Extract each record and reproduce it exactly.

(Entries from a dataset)
* * *

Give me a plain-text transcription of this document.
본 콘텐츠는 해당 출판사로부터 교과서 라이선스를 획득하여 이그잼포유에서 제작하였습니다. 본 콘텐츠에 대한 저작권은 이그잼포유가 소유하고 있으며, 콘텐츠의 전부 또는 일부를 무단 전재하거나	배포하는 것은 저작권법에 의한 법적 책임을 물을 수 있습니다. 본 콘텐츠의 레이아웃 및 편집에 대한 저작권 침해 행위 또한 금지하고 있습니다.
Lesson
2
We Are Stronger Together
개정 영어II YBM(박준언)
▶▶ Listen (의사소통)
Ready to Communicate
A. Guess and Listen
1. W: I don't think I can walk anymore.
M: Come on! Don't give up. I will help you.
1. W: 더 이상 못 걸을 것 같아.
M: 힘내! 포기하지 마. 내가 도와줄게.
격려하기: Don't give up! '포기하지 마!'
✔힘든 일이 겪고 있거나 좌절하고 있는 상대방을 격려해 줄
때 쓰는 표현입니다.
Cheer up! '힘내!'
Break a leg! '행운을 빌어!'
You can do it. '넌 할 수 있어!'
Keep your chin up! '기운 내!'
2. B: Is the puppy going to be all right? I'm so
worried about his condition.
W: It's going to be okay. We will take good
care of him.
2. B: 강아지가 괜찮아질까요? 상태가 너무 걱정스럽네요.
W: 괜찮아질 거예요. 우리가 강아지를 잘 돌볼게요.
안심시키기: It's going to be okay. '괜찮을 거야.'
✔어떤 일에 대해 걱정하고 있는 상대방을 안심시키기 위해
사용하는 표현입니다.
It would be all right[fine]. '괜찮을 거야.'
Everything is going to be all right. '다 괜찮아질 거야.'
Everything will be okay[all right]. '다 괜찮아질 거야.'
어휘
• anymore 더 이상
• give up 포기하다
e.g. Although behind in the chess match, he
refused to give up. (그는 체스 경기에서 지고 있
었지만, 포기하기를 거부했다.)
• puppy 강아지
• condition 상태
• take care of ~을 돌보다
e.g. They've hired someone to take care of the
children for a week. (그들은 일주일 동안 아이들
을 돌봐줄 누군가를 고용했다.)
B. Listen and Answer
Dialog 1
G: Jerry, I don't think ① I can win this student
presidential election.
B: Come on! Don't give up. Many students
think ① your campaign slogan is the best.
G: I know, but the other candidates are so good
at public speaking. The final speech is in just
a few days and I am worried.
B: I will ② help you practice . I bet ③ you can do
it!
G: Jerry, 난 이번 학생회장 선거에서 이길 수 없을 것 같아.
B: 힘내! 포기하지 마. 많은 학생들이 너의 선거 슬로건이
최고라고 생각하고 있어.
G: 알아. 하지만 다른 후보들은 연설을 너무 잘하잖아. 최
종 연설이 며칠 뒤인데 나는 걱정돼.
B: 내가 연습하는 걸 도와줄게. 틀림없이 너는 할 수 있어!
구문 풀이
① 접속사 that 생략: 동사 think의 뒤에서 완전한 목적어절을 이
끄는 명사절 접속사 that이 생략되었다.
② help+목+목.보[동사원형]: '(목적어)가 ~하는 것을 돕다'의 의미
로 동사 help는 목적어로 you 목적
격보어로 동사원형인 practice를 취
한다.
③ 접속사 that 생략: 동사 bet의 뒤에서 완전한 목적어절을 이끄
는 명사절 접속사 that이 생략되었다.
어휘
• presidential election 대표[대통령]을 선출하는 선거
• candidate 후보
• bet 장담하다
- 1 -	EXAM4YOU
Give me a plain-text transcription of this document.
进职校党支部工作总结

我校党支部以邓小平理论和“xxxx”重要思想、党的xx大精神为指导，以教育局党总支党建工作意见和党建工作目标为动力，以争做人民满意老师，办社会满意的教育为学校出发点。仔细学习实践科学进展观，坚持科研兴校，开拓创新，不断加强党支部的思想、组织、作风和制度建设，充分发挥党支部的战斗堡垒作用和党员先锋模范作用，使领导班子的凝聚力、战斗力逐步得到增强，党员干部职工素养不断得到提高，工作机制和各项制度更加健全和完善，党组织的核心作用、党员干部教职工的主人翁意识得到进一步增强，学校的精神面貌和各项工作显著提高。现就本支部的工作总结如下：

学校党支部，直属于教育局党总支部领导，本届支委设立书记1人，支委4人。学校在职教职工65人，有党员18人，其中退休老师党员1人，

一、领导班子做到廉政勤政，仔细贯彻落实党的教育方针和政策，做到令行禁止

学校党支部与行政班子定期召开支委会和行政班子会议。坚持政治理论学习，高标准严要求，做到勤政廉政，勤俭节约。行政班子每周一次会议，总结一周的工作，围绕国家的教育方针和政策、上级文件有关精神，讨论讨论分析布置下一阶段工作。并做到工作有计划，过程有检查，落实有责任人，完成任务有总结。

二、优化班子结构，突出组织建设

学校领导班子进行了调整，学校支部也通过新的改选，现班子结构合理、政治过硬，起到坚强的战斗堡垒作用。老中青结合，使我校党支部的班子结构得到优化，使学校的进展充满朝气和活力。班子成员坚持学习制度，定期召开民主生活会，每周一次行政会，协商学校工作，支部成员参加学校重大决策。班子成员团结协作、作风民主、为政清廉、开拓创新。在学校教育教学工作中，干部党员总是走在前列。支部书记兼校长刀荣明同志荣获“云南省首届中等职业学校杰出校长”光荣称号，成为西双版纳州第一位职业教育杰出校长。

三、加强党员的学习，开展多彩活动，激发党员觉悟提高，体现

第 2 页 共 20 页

* * *

* Complete answer *
Give me a plain-text transcription of this document.
본 콘텐츠는 해당 출판사로부터 교과서 라이선스를 획득하여 이그잼포유에서 제작하였습니다. 본 콘텐츠에 대한 저작권은 이그잼포유가 소유하고 있으며, 콘텐츠의 전부 또는 일부를 무단 전재하거나	배포하는 것은 저작권법에 의한 법적 책임을 물을 수 있습니다. 본 콘텐츠의 레이아웃 및 편집에 대한 저작권 침해 행위 또한 금지하고 있습니다.
Lesson
2
We Are Stronger Together
개정 영어II YBM(박준언)
▶▶ Listen (의사소통)
Ready to Communicate
A. Guess and Listen
1. W: I don't think I can walk anymore.
M: Come on! Don't give up. I will help you.
1. W: 더 이상 못 걸을 것 같아.
M: 힘내! 포기하지 마. 내가 도와줄게.
격려하기: Don't give up! '포기하지 마!'
✔힘든 일이 겪고 있거나 좌절하고 있는 상대방을 격려해 줄
때 쓰는 표현입니다.
Cheer up! '힘내!'
Break a leg! '행운을 빌어!'
You can do it. '넌 할 수 있어!'
Keep your chin up! '기운 내!'
2. B: Is the puppy going to be all right? I'm so
worried about his condition.
W: It's going to be okay. We will take good
care of him.
2. B: 강아지가 괜찮아질까요? 상태가 너무 걱정스럽네요.
W: 괜찮아질 거예요. 우리가 강아지를 잘 돌볼게요.
안심시키기: It's going to be okay. '괜찮을 거야.'
✔어떤 일에 대해 걱정하고 있는 상대방을 안심시키기 위해
사용하는 표현입니다.
It would be all right[fine]. '괜찮을 거야.'
Everything is going to be all right. '다 괜찮아질 거야.'
Everything will be okay[all right]. '다 괜찮아질 거야.'
어휘
• anymore 더 이상
• give up 포기하다
e.g. Although behind in the chess match, he
refused to give up. (그는 체스 경기에서 지고 있
었지만, 포기하기를 거부했다.)
• puppy 강아지
• condition 상태
• take care of ~을 돌보다
e.g. They've hired someone to take care of the
children for a week. (그들은 일주일 동안 아이들
을 돌봐줄 누군가를 고용했다.)
B. Listen and Answer
Dialog 1
G: Jerry, I don't think ① I can win this student
presidential election.
B: Come on! Don't give up. Many students
think ① your campaign slogan is the best.
G: I know, but the other candidates are so good
at public speaking. The final speech is in just
a few days and I am worried.
B: I will ② help you practice . I bet ③ you can do
it!
G: Jerry, 난 이번 학생회장 선거에서 이길 수 없을 것 같아.
B: 힘내! 포기하지 마. 많은 학생들이 너의 선거 슬로건이
최고라고 생각하고 있어.
G: 알아. 하지만 다른 후보들은 연설을 너무 잘하잖아. 최
종 연설이 며칠 뒤인데 나는 걱정돼.
B: 내가 연습하는 걸 도와줄게. 틀림없이 너는 할 수 있어!
구문 풀이
① 접속사 that 생략: 동사 think의 뒤에서 완전한 목적어절을 이
끄는 명사절 접속사 that이 생략되었다.
② help+목+목.보[동사원형]: '(목적어)가 ~하는 것을 돕다'의 의미
로 동사 help는 목적어로 you 목적
격보어로 동사원형인 practice를 취
한다.
③ 접속사 that 생략: 동사 bet의 뒤에서 완전한 목적어절을 이끄
는 명사절 접속사 that이 생략되었다.
어휘
• presidential election 대표[대통령]을 선출하는 선거
• candidate 후보
• bet 장담하다
- 1 -	EXAM4YOU
Give me a plain-text transcription of this document.
进职校党支部工作总结

我校党支部以邓小平理论和“xxxx”重要思想、党的xx大精神为指导，以教育局党总支党建工作意见和党建工作目标为动力，以争做人民满意老师，办社会满意的教育为学校出发点。仔细学习实践科学进展观，坚持科研兴校，开拓创新，不断加强党支部的思想、组织、作风和制度建设，充分发挥党支部的战斗堡垒作用和党员先锋模范作用，使领导班子的凝聚力、战斗力逐步得到增强，党员干部职工素养不断得到提高，工作机制和各项制度更加健全和完善，党组织的核心作用、党员干部教职工的主人翁意识得到进一步增强，学校的精神面貌和各项工作显著提高。现就本支部的工作总结如下：

学校党支部，直属于教育局党总支部领导，本届支委设立书记1人，支委4人。学校在职教职工65人，有党员18人，其中退休老师党员1人，

一、领导班子做到廉政勤政，仔细贯彻落实党的教育方针和政策，做到令行禁止

学校党支部与行政班子定期召开支委会和行政班子会议。坚持政治理论学习，高标准严要求，做到勤政廉政，勤俭节约。行政班子每周一次会议，总结一周的工作，围绕国家的教育方针和政策、上级文件有关精神，讨论讨论分析布置下一阶段工作。并做到工作有计划，过程有检查，落实有责任人，完成任务有总结。

二、优化班子结构，突出组织建设

学校领导班子进行了调整，学校支部也通过新的改选，现班子结构合理、政治过硬，起到坚强的战斗堡垒作用。老中青结合，使我校党支部的班子结构得到优化，使学校的进展充满朝气和活力。班子成员坚持学习制度，定期召开民主生活会，每周一次行政会，协商学校工作，支部成员参加学校重大决策。班子成员团结协作、作风民主、为政清廉、开拓创新。在学校教育教学工作中，干部党员总是走在前列。支部书记兼校长刀荣明同志荣获“云南省首届中等职业学校杰出校长”光荣称号，成为西双版纳州第一位职业教育杰出校长。

三、加强党员的学习，开展多彩活动，激发党员觉悟提高，体现

第 2 页 共 20 页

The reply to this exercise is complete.